> INPUT MATERIAL
::::

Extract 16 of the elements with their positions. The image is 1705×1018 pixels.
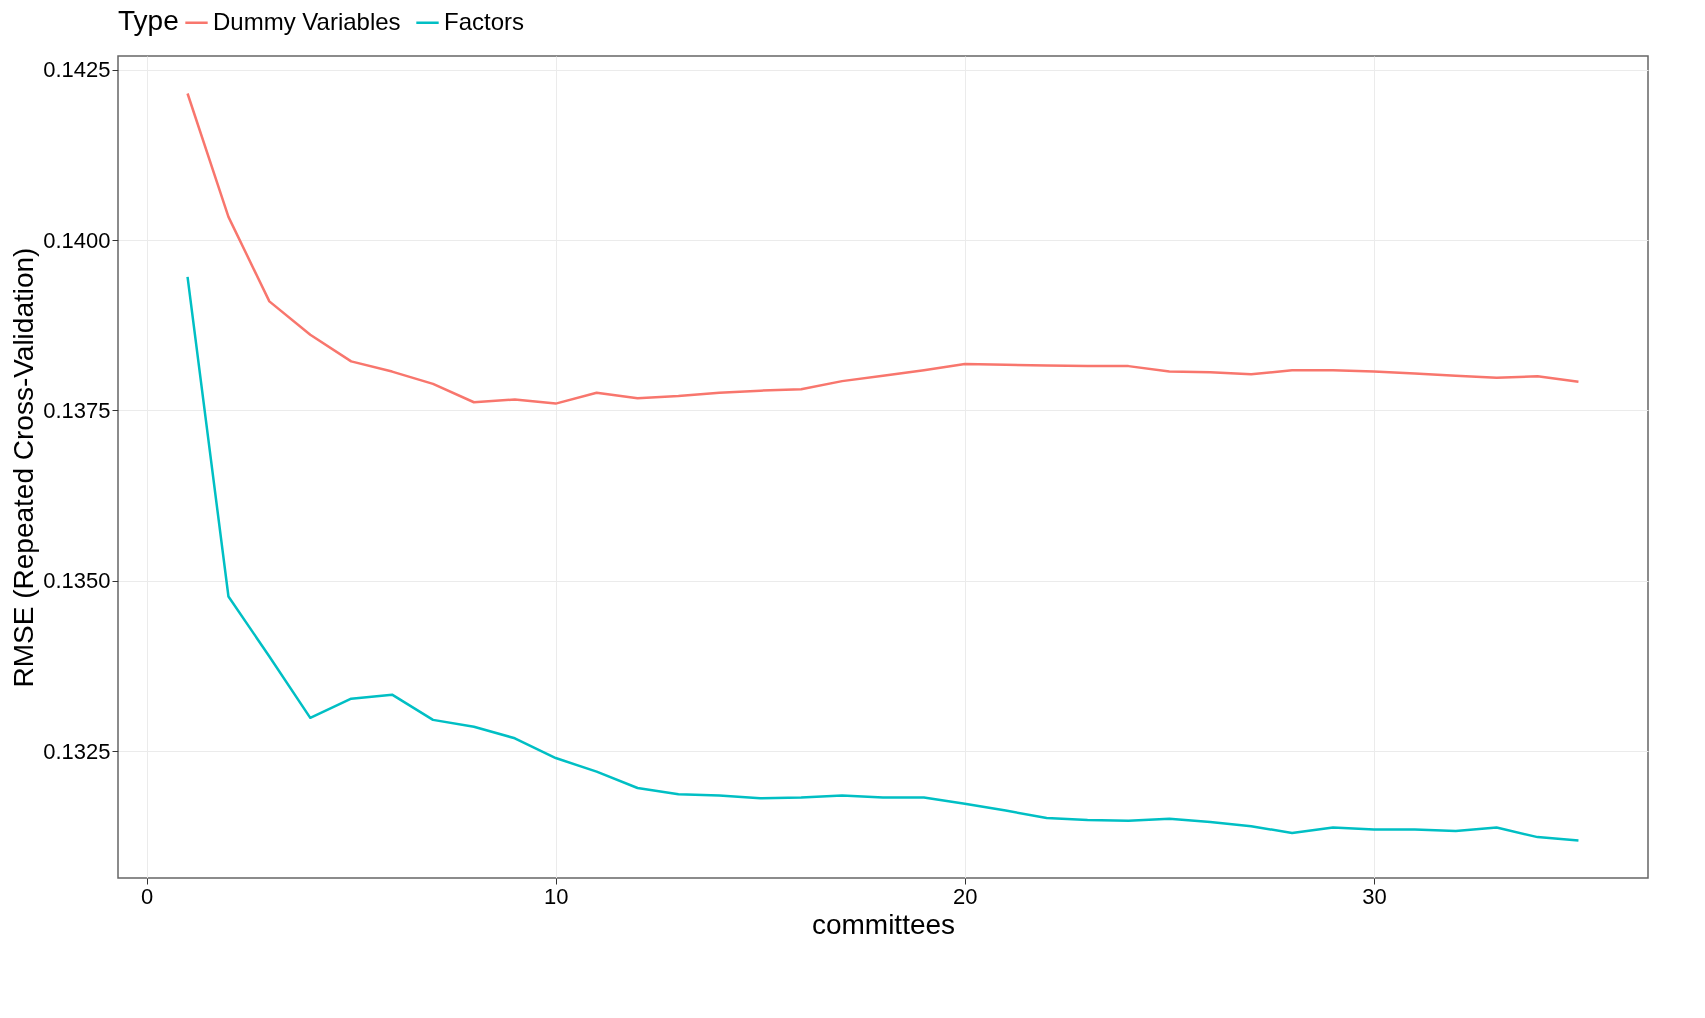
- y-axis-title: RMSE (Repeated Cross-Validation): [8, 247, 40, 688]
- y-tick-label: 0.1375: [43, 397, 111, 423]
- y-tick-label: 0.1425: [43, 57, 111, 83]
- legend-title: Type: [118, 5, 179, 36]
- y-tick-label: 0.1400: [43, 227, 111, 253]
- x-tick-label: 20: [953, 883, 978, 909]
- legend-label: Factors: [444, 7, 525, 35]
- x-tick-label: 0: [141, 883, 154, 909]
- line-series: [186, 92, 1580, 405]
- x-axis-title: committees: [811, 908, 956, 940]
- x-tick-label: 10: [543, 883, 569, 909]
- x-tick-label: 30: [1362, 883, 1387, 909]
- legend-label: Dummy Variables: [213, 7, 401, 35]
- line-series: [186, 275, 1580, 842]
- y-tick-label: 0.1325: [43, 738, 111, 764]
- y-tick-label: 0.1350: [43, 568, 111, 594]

::::

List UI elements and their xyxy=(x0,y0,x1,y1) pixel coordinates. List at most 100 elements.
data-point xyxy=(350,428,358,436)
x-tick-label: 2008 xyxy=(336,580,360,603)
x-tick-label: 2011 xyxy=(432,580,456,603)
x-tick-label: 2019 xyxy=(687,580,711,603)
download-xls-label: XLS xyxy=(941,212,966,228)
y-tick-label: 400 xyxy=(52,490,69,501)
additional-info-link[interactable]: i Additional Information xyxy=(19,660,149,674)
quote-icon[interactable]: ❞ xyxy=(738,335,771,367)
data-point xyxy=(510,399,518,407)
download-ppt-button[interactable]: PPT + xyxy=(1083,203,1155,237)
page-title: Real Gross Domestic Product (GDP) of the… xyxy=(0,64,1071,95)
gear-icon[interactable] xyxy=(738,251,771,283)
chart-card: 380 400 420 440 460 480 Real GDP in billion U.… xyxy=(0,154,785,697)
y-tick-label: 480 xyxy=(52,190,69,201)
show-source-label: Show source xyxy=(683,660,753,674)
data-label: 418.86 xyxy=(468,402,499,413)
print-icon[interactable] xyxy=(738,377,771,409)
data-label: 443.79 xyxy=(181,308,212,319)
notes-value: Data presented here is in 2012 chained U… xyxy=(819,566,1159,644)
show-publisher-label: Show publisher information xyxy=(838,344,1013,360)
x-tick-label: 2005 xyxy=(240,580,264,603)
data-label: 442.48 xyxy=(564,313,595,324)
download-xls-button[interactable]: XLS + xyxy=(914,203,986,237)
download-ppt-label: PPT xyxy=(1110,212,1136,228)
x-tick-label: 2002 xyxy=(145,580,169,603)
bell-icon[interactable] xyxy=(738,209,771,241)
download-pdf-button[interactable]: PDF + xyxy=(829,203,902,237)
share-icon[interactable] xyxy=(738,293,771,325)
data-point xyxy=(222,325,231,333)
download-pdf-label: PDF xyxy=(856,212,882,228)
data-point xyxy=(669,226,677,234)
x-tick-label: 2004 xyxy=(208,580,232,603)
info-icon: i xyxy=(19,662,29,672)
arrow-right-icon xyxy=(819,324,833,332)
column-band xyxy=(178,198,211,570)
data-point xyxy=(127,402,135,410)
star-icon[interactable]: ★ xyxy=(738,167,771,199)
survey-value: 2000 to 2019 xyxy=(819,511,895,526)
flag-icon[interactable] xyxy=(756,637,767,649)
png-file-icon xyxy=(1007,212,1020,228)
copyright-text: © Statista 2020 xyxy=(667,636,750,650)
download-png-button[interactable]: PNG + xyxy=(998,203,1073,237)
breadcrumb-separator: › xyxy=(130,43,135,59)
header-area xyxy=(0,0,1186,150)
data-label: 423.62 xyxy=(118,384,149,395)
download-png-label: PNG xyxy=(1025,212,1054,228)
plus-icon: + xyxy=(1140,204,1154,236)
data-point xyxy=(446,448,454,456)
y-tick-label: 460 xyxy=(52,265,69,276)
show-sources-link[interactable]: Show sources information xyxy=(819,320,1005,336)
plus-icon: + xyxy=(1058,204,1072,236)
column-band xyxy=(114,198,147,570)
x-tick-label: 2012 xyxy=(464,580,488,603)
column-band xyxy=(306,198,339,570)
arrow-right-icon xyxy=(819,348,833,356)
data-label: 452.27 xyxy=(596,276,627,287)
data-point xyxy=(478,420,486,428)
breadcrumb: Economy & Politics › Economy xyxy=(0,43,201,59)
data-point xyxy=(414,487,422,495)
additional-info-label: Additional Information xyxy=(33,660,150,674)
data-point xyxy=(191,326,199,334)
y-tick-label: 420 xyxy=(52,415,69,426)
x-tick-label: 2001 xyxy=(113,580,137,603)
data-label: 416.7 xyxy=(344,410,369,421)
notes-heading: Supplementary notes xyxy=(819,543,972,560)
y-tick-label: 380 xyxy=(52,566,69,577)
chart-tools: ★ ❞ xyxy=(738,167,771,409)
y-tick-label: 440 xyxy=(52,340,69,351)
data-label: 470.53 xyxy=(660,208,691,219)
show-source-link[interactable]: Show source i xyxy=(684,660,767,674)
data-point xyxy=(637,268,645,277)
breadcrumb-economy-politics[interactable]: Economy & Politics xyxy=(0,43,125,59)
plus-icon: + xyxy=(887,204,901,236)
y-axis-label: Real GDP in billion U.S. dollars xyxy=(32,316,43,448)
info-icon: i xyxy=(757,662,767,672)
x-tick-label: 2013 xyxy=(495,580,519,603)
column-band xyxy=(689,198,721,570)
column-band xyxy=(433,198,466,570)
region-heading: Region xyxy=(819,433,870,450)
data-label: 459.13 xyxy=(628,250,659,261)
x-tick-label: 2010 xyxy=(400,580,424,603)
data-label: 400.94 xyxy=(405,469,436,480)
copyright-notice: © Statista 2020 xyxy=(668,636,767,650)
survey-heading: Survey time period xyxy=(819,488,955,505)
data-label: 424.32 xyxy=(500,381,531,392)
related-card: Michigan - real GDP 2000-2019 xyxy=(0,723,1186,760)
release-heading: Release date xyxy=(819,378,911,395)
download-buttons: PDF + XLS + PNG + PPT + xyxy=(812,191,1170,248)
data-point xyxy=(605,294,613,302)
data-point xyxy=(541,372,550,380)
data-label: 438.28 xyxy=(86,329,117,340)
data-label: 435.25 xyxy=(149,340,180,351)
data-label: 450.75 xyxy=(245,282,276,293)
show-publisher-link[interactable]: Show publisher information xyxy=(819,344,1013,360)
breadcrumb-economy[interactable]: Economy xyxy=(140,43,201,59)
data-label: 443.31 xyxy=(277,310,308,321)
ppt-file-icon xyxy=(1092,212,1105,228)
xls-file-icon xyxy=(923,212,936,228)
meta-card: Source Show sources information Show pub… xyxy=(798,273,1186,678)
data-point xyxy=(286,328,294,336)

::::

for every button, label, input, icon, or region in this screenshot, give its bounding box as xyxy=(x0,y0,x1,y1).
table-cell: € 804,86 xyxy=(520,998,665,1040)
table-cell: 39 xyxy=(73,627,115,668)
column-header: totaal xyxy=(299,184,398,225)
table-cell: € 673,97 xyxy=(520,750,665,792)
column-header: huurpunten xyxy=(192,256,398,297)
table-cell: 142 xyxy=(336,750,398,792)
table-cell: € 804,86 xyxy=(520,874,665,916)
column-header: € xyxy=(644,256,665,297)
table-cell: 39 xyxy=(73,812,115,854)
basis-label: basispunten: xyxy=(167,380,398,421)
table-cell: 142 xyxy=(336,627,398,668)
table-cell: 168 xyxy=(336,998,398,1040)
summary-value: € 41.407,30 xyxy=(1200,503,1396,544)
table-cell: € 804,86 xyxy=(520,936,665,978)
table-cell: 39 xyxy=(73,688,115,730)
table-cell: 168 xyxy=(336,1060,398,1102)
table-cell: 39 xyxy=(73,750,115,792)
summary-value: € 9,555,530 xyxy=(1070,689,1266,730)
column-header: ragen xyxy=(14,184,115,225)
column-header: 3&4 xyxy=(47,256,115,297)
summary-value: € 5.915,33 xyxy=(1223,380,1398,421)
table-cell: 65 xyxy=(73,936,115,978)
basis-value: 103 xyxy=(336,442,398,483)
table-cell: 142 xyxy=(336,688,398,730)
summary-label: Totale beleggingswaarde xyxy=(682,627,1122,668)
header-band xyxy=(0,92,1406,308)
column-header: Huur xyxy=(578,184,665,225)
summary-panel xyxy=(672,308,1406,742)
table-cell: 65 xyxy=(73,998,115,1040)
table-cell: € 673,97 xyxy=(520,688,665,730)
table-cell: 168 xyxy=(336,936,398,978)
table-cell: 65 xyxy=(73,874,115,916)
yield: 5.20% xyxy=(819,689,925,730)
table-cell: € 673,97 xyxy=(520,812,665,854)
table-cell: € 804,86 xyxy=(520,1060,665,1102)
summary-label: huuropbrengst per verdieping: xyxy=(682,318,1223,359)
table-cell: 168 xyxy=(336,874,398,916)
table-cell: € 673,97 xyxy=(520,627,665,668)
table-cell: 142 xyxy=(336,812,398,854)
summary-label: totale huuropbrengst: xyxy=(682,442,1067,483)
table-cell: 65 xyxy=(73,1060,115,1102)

::::

> TASK OBJECTIVE
Reproduce the items verbatim, starting with the line that contains "List UI elements" and continuing through the line that contains "data-label: 443.79 xyxy=(181,308,212,319)", with both of those lines included.

> WORKED SOLUTION
List UI elements and their xyxy=(x0,y0,x1,y1) pixel coordinates. List at most 100 elements.
data-point xyxy=(350,428,358,436)
x-tick-label: 2008 xyxy=(336,580,360,603)
x-tick-label: 2011 xyxy=(432,580,456,603)
x-tick-label: 2019 xyxy=(687,580,711,603)
download-xls-label: XLS xyxy=(941,212,966,228)
y-tick-label: 400 xyxy=(52,490,69,501)
additional-info-link[interactable]: i Additional Information xyxy=(19,660,149,674)
quote-icon[interactable]: ❞ xyxy=(738,335,771,367)
data-point xyxy=(510,399,518,407)
download-ppt-button[interactable]: PPT + xyxy=(1083,203,1155,237)
page-title: Real Gross Domestic Product (GDP) of the… xyxy=(0,64,1071,95)
gear-icon[interactable] xyxy=(738,251,771,283)
chart-card: 380 400 420 440 460 480 Real GDP in billion U.… xyxy=(0,154,785,697)
y-tick-label: 480 xyxy=(52,190,69,201)
show-source-label: Show source xyxy=(683,660,753,674)
data-label: 418.86 xyxy=(468,402,499,413)
print-icon[interactable] xyxy=(738,377,771,409)
data-label: 443.79 xyxy=(181,308,212,319)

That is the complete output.